[Data entries]
# # # #

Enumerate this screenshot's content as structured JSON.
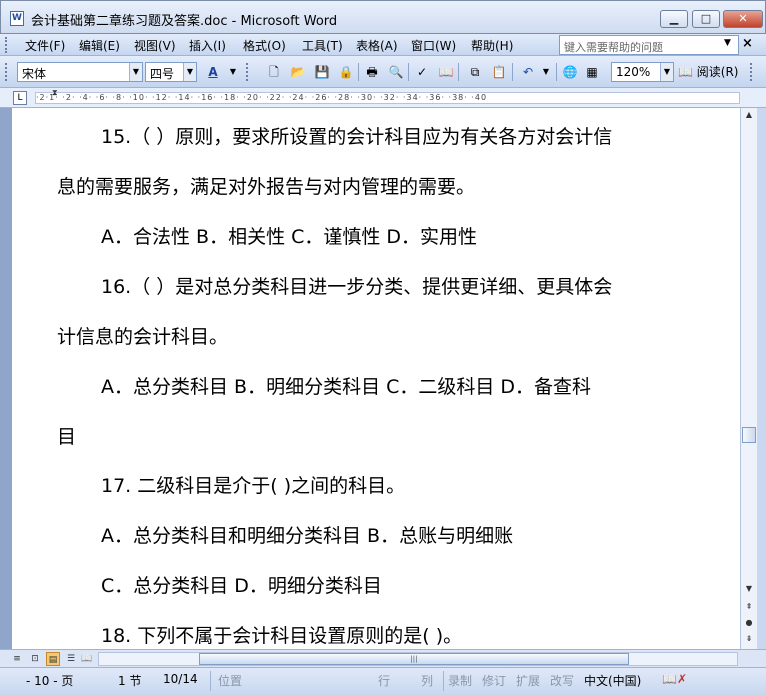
{
  "window": {
    "title": "会计基础第二章练习题及答案.doc - Microsoft Word",
    "controls": {
      "minimize": "▁",
      "maximize": "□",
      "close": "✕"
    }
  },
  "menubar": {
    "items": [
      "文件(F)",
      "编辑(E)",
      "视图(V)",
      "插入(I)",
      "格式(O)",
      "工具(T)",
      "表格(A)",
      "窗口(W)",
      "帮助(H)"
    ],
    "help_placeholder": "键入需要帮助的问题",
    "close_doc": "×"
  },
  "toolbar": {
    "font": "宋体",
    "size": "四号",
    "zoom": "120%",
    "read_label": "阅读(R)",
    "icons": [
      "new-icon",
      "open-icon",
      "save-icon",
      "permission-icon",
      "print-icon",
      "print-preview-icon",
      "spelling-icon",
      "research-icon",
      "copy-icon",
      "paste-icon",
      "undo-icon",
      "hyperlink-icon",
      "table-icon"
    ]
  },
  "ruler": {
    "ticks": "·2·1· ·2· ·4· ·6· ·8· ·10· ·12· ·14· ·16· ·18· ·20· ·22· ·24· ·26· ·28· ·30· ·32· ·34· ·36· ·38· ·40"
  },
  "document": {
    "lines": [
      "15.（    ）原则，要求所设置的会计科目应为有关各方对会计信",
      "息的需要服务，满足对外报告与对内管理的需要。",
      "A．合法性    B．相关性     C．谨慎性     D．实用性",
      "16.（    ）是对总分类科目进一步分类、提供更详细、更具体会",
      "计信息的会计科目。",
      "A．总分类科目  B．明细分类科目  C．二级科目     D．备查科",
      "目",
      "17. 二级科目是介于(    )之间的科目。",
      "A．总分类科目和明细分类科目     B．总账与明细账",
      "C．总分类科目                  D．明细分类科目",
      "18. 下列不属于会计科目设置原则的是(    )。"
    ]
  },
  "statusbar": {
    "page": "- 10 - 页",
    "section": "1 节",
    "pages": "10/14",
    "position": "位置",
    "line": "行",
    "column": "列",
    "rec": "录制",
    "trk": "修订",
    "ext": "扩展",
    "ovr": "改写",
    "language": "中文(中国)"
  }
}
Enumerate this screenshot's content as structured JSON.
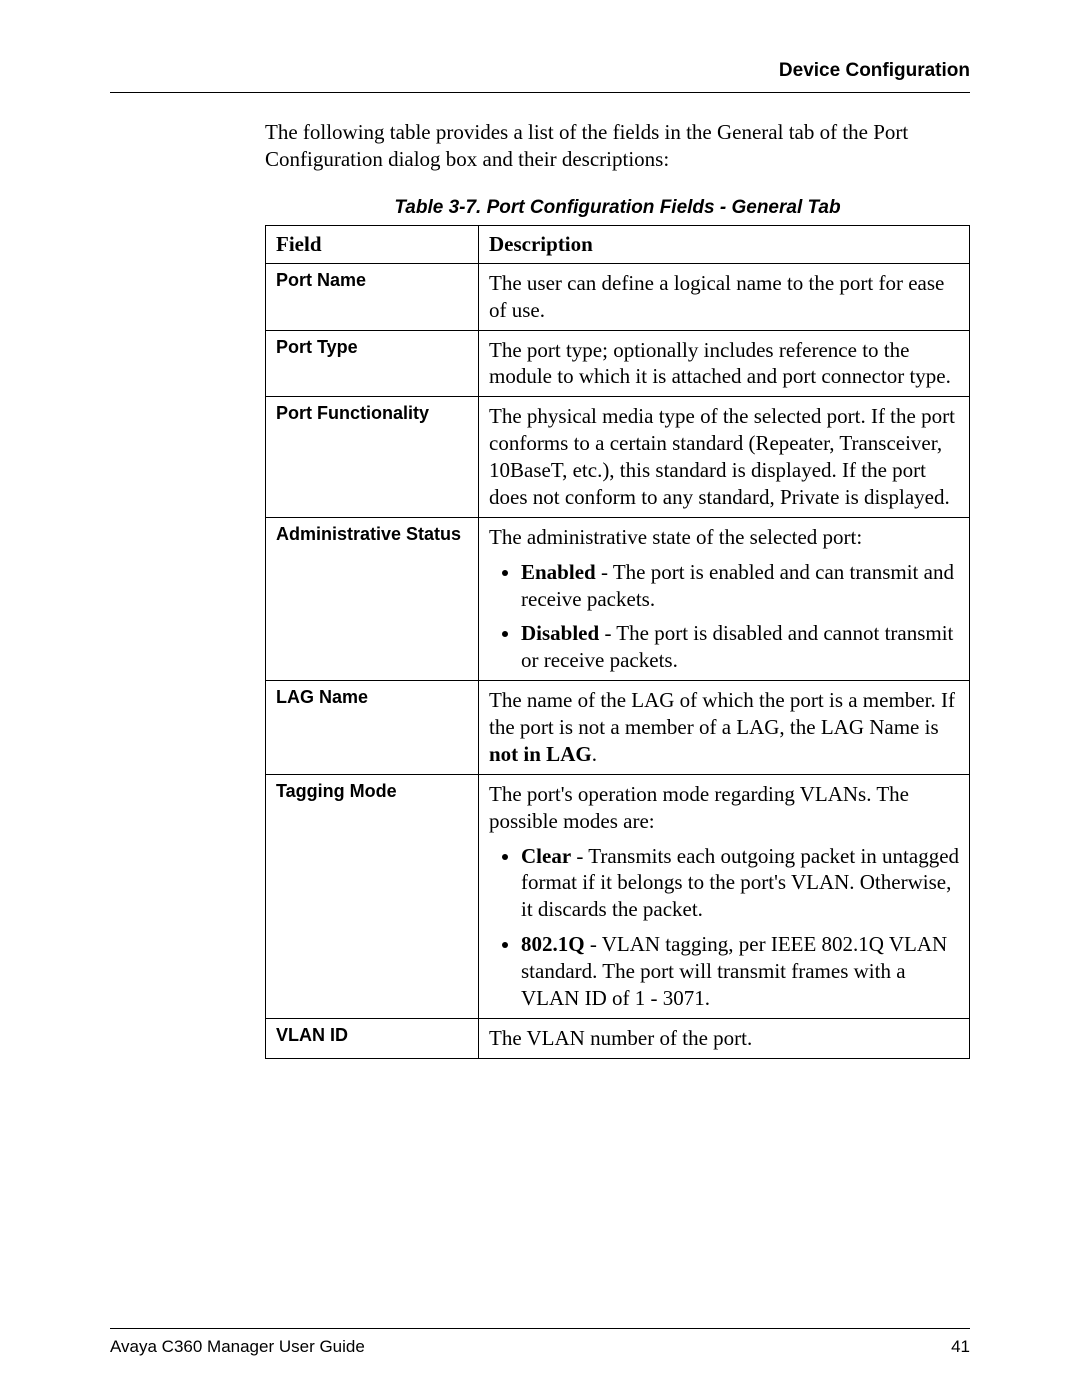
{
  "header": {
    "section": "Device Configuration"
  },
  "intro": "The following table provides a list of the fields in the General tab of the Port Configuration dialog box and their descriptions:",
  "table": {
    "caption": "Table 3-7.  Port Configuration Fields - General Tab",
    "head_field": "Field",
    "head_desc": "Description",
    "rows": {
      "port_name": {
        "field": "Port Name",
        "desc": "The user can define a logical name to the port for ease of use."
      },
      "port_type": {
        "field": "Port Type",
        "desc": "The port type; optionally includes reference to the module to which it is attached and port connector type."
      },
      "port_functionality": {
        "field": "Port Functionality",
        "desc": "The physical media type of the selected port. If the port conforms to a certain standard (Repeater, Transceiver, 10BaseT, etc.), this standard is displayed. If the port does not conform to any standard, Private is displayed."
      },
      "admin_status": {
        "field": "Administrative Status",
        "lead": "The administrative state of the selected port:",
        "bullets": {
          "enabled_bold": "Enabled",
          "enabled_rest": " - The port is enabled and can transmit and receive packets.",
          "disabled_bold": "Disabled",
          "disabled_rest": " - The port is disabled and cannot transmit or receive packets."
        }
      },
      "lag_name": {
        "field": "LAG Name",
        "pre": "The name of the LAG of which the port is a member. If the port is not a member of a LAG, the LAG Name is ",
        "bold": "not in LAG",
        "post": "."
      },
      "tagging_mode": {
        "field": "Tagging Mode",
        "lead": "The port's operation mode regarding VLANs. The possible modes are:",
        "bullets": {
          "clear_bold": "Clear",
          "clear_rest": " - Transmits each outgoing packet in untagged format if it belongs to the port's VLAN. Otherwise, it discards the packet.",
          "dot1q_bold": "802.1Q",
          "dot1q_rest": " - VLAN tagging, per IEEE 802.1Q VLAN standard. The port will transmit frames with a VLAN ID of 1 - 3071."
        }
      },
      "vlan_id": {
        "field": "VLAN ID",
        "desc": "The VLAN number of the port."
      }
    }
  },
  "footer": {
    "left": "Avaya C360 Manager User Guide",
    "right": "41"
  }
}
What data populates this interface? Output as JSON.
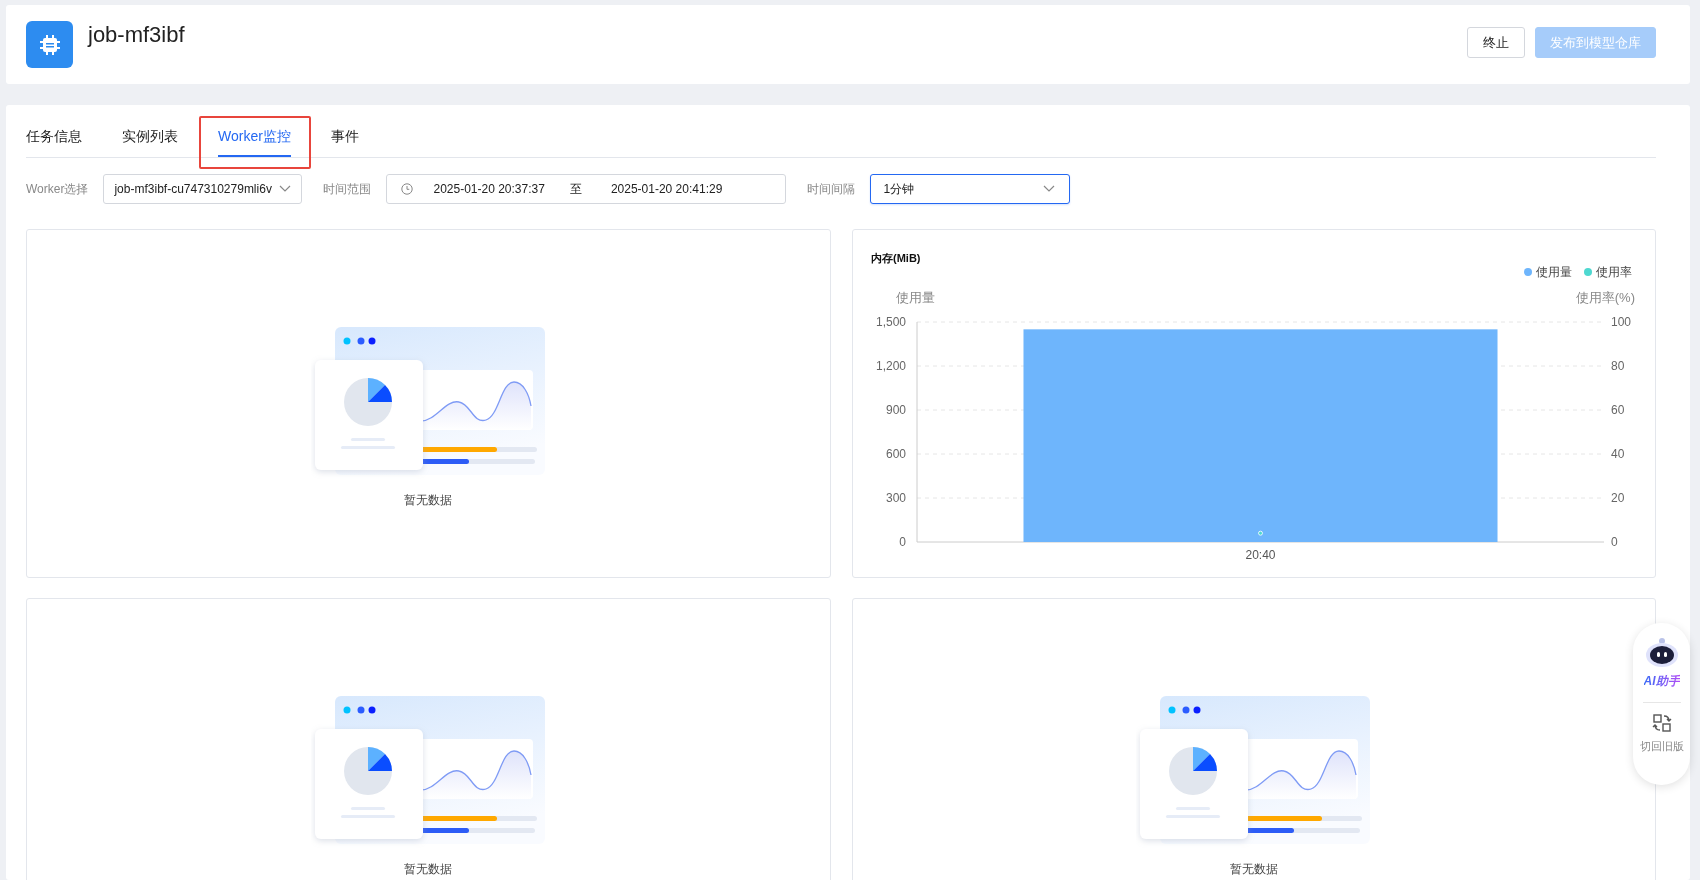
{
  "header": {
    "title": "job-mf3ibf",
    "buttons": [
      {
        "label": "终止",
        "kind": "default",
        "disabled": false
      },
      {
        "label": "发布到模型仓库",
        "kind": "primary",
        "disabled": true
      }
    ]
  },
  "tabs": [
    {
      "label": "任务信息",
      "selected": false,
      "highlighted": false
    },
    {
      "label": "实例列表",
      "selected": false,
      "highlighted": false
    },
    {
      "label": "Worker监控",
      "selected": true,
      "highlighted": true
    },
    {
      "label": "事件",
      "selected": false,
      "highlighted": false
    }
  ],
  "filters": {
    "worker": {
      "label": "Worker选择",
      "value": "job-mf3ibf-cu747310279mli6v"
    },
    "time_range": {
      "label": "时间范围",
      "start": "2025-01-20 20:37:37",
      "separator": "至",
      "end": "2025-01-20 20:41:29"
    },
    "interval": {
      "label": "时间间隔",
      "value": "1分钟",
      "focused": true
    }
  },
  "panel_rows": [
    {
      "panels": [
        {
          "kind": "empty",
          "text": "暂无数据"
        },
        {
          "kind": "chart",
          "chart_data": {
            "type": "bar",
            "title": "内存(MiB)",
            "ylabel": "使用量",
            "y2label": "使用率(%)",
            "categories": [
              "20:40"
            ],
            "series": [
              {
                "name": "使用量",
                "color": "#6eb5fc",
                "values": [
                  1450
                ]
              },
              {
                "name": "使用率",
                "color": "#4ed8d0",
                "values": [
                  4
                ]
              }
            ],
            "grid": true,
            "ylim": [
              0,
              1500
            ],
            "yticks": [
              0,
              300,
              600,
              900,
              {
                "value": 1200,
                "label": "1,200"
              },
              {
                "value": 1500,
                "label": "1,500"
              }
            ],
            "annotations": [
              "0",
              "20",
              "40",
              "60",
              "80",
              "100"
            ]
          }
        }
      ]
    },
    {
      "panels": [
        {
          "kind": "empty",
          "text": "暂无数据"
        },
        {
          "kind": "empty",
          "text": "暂无数据"
        }
      ]
    }
  ],
  "assistant": {
    "ai_label": "AI助手",
    "switch_label": "切回旧版"
  }
}
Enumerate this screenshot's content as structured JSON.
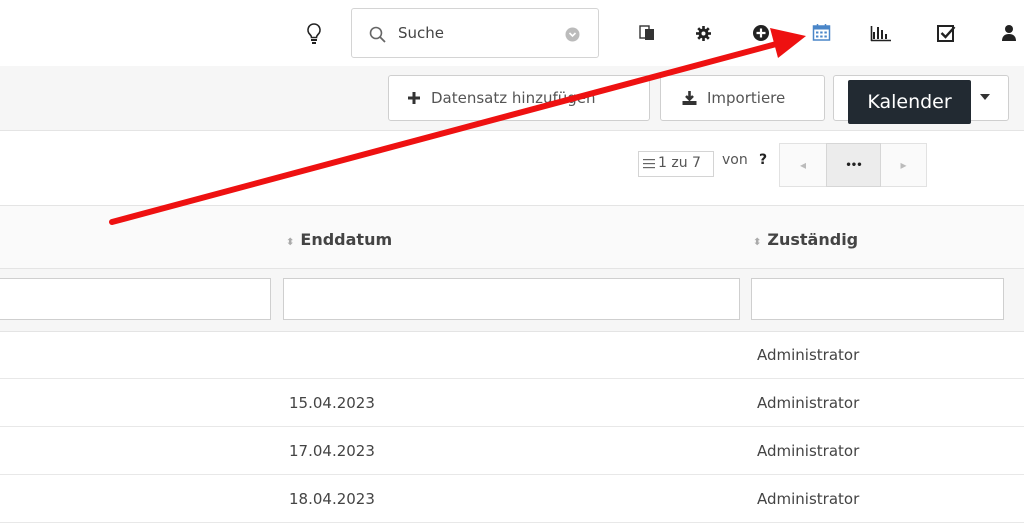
{
  "topbar": {
    "search_placeholder": "Suche",
    "icons": [
      "lightbulb-icon",
      "translate-icon",
      "gear-icon",
      "plus-circle-icon",
      "calendar-icon",
      "bar-chart-icon",
      "checkbox-icon",
      "user-icon"
    ]
  },
  "actions": {
    "add_label": "Datensatz hinzufügen",
    "import_label": "Importiere",
    "tooltip": "Kalender"
  },
  "pager": {
    "range": "1 zu 7",
    "of_label": "von",
    "total": "?",
    "more_label": "•••"
  },
  "grid": {
    "columns": [
      "Enddatum",
      "Zuständig"
    ],
    "rows": [
      {
        "enddatum": "",
        "zustaendig": "Administrator"
      },
      {
        "enddatum": "15.04.2023",
        "zustaendig": "Administrator"
      },
      {
        "enddatum": "17.04.2023",
        "zustaendig": "Administrator"
      },
      {
        "enddatum": "18.04.2023",
        "zustaendig": "Administrator"
      }
    ]
  },
  "colors": {
    "annotation_arrow": "#ee1111",
    "calendar_icon": "#4a86c8"
  }
}
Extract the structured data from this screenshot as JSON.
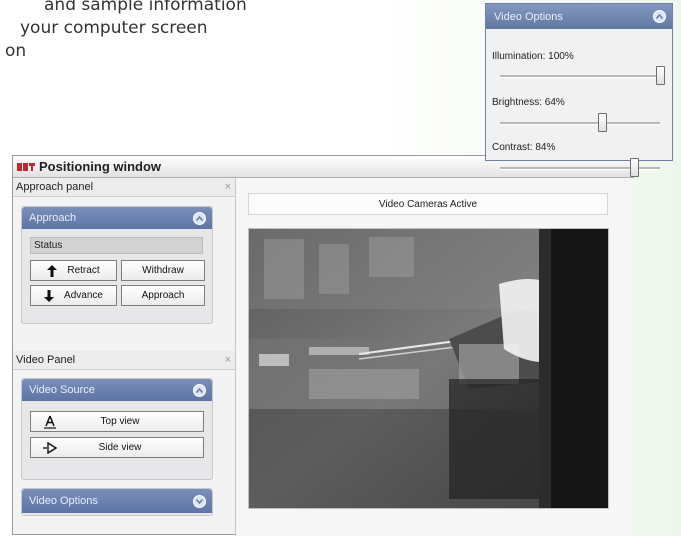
{
  "background_text": {
    "lines": [
      "and sample information",
      "your computer screen",
      "on"
    ]
  },
  "window": {
    "title": "Positioning window"
  },
  "approach_panel": {
    "title": "Approach panel",
    "close_glyph": "×",
    "group_title": "Approach",
    "status_label": "Status",
    "buttons": {
      "retract": "Retract",
      "withdraw": "Withdraw",
      "advance": "Advance",
      "approach": "Approach"
    }
  },
  "video_panel": {
    "title": "Video Panel",
    "close_glyph": "×",
    "source_group_title": "Video Source",
    "top_view": "Top view",
    "side_view": "Side view",
    "options_group_title": "Video Options"
  },
  "video_display": {
    "status": "Video Cameras Active"
  },
  "video_options": {
    "title": "Video Options",
    "illumination_label": "Illumination: 100%",
    "illumination_value": 100,
    "brightness_label": "Brightness: 64%",
    "brightness_value": 64,
    "contrast_label": "Contrast: 84%",
    "contrast_value": 84
  },
  "colors": {
    "group_header": "#5d74a6",
    "logo_red": "#c1282d"
  },
  "icons": {
    "retract": "arrow-up-icon",
    "advance": "arrow-down-icon",
    "top_view": "top-view-icon",
    "side_view": "side-view-icon",
    "collapse": "chevron-up-icon"
  }
}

# # # #

### To do
Scan the listing above and identify each line holding the string "lead"; copy every such line.

### Finished exercise
        "lead": "The administrative state of the selected port:",
        "lead": "The port's operation mode regarding VLANs. The possible modes are:",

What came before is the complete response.